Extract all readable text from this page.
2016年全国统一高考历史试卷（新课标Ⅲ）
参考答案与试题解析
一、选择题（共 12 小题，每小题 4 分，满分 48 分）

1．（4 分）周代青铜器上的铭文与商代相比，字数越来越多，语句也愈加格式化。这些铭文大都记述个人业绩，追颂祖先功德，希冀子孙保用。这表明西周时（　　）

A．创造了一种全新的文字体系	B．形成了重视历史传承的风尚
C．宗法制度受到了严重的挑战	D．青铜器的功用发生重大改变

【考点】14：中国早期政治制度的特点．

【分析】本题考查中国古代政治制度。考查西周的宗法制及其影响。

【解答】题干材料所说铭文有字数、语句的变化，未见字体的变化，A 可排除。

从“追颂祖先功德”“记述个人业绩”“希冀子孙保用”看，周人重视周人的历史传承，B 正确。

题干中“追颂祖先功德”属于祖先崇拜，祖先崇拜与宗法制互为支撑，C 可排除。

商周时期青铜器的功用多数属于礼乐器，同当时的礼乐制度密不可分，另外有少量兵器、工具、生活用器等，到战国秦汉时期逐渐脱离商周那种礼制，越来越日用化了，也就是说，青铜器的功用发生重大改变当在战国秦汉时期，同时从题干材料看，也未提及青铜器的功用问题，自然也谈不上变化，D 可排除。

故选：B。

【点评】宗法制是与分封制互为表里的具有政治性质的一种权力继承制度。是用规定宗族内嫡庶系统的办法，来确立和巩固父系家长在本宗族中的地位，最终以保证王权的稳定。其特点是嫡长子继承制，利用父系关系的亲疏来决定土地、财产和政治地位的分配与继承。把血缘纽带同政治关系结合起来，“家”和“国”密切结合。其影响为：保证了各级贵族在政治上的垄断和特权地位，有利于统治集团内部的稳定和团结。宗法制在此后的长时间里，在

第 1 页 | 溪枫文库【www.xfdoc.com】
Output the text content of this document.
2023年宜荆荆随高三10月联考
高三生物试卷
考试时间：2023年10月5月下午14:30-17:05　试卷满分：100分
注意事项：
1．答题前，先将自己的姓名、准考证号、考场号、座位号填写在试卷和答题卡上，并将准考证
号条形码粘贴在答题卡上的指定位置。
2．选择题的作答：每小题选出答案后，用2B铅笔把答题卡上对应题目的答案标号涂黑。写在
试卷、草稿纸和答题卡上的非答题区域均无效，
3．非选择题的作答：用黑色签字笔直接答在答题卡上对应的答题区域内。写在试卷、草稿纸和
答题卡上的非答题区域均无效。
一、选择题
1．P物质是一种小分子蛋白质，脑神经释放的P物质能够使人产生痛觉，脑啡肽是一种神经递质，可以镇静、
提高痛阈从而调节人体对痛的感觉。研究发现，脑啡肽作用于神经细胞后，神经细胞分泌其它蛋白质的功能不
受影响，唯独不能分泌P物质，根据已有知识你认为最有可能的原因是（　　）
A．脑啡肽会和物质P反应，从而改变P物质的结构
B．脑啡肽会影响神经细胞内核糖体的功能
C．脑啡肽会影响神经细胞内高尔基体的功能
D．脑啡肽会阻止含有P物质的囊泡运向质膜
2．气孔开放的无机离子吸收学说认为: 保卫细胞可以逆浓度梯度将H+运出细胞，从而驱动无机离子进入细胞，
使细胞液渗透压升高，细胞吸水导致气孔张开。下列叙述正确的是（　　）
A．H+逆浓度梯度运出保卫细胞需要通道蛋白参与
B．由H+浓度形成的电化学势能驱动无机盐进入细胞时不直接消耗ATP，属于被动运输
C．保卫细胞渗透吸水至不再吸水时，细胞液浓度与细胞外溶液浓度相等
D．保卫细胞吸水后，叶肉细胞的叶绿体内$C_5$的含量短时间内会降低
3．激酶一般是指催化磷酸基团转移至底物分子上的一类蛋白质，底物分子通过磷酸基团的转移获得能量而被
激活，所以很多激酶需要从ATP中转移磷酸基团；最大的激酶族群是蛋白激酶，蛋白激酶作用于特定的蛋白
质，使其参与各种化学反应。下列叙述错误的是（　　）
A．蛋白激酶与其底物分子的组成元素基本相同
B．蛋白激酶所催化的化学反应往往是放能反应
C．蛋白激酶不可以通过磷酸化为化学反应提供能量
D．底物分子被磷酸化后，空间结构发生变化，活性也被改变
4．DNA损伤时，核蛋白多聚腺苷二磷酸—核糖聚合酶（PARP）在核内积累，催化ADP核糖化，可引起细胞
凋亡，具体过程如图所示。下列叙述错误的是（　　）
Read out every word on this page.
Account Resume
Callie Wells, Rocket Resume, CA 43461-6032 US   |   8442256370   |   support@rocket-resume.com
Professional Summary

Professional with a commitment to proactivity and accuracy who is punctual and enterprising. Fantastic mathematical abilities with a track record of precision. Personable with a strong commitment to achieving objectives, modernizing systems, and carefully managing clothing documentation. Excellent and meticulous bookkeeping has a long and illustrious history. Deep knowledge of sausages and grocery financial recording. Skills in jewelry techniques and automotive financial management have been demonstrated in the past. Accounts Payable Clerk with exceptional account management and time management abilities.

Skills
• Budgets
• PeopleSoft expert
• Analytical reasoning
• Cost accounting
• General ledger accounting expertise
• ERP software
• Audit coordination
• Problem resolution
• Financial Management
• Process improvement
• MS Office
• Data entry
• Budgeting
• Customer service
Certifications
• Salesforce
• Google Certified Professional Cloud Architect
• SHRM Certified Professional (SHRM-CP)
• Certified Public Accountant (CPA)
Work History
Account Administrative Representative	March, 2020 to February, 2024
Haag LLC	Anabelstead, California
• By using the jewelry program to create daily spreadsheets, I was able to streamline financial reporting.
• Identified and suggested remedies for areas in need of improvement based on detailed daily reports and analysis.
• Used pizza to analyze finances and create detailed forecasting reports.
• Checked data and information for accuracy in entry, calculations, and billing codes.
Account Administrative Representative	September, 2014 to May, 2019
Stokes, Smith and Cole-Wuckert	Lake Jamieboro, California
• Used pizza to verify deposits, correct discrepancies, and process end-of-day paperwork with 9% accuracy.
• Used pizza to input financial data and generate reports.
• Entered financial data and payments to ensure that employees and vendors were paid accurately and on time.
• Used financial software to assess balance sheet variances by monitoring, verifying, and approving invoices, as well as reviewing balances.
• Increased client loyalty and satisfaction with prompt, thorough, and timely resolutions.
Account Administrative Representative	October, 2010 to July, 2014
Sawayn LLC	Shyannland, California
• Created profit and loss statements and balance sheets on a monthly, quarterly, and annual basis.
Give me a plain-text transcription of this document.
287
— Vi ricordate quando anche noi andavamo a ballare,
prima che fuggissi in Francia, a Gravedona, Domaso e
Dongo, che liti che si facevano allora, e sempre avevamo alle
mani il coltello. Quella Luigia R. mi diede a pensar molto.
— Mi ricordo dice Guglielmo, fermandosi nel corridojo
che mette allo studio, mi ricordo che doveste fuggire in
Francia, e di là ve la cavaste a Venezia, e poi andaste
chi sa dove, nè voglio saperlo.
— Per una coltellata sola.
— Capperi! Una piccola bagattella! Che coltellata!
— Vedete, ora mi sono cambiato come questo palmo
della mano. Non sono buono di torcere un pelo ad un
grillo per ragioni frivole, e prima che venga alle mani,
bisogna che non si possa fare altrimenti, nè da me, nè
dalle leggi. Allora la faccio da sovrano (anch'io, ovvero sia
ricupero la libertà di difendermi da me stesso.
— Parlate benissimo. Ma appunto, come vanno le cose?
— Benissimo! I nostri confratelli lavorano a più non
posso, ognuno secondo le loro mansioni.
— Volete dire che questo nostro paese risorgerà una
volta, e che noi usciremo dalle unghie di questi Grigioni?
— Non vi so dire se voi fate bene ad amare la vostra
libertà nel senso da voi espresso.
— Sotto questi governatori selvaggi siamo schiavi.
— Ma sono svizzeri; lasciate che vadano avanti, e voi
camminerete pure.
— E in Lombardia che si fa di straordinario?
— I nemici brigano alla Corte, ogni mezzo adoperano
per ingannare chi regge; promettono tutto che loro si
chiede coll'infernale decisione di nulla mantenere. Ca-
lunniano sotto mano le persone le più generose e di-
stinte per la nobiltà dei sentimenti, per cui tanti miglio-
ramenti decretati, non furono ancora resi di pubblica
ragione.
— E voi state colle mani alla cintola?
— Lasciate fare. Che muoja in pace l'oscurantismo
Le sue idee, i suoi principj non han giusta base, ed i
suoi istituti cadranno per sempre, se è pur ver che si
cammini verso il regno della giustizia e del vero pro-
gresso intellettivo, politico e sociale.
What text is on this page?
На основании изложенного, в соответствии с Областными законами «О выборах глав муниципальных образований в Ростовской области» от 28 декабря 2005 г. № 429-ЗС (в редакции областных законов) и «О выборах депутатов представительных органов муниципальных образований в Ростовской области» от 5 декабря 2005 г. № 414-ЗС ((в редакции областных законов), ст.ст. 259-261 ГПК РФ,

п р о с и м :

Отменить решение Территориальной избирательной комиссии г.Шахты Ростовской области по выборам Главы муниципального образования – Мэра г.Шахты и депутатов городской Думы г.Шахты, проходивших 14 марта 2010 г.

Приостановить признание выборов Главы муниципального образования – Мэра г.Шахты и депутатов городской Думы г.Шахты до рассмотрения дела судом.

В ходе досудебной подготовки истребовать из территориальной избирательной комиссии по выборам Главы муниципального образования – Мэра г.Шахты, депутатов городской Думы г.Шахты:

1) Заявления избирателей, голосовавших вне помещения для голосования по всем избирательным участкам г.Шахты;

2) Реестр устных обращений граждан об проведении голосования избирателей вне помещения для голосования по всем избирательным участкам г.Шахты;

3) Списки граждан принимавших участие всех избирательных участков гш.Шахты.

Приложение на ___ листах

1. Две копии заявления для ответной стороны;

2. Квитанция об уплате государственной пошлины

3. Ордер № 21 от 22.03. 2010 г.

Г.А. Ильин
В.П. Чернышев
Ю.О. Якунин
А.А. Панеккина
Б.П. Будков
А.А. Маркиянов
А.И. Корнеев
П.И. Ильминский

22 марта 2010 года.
_ _ _ _ _ _ _
List each line holding the string "prima".

prima che fuggissi in Francia, a Gravedona, Domaso e
grillo per ragioni frivole, e prima che venga alle mani,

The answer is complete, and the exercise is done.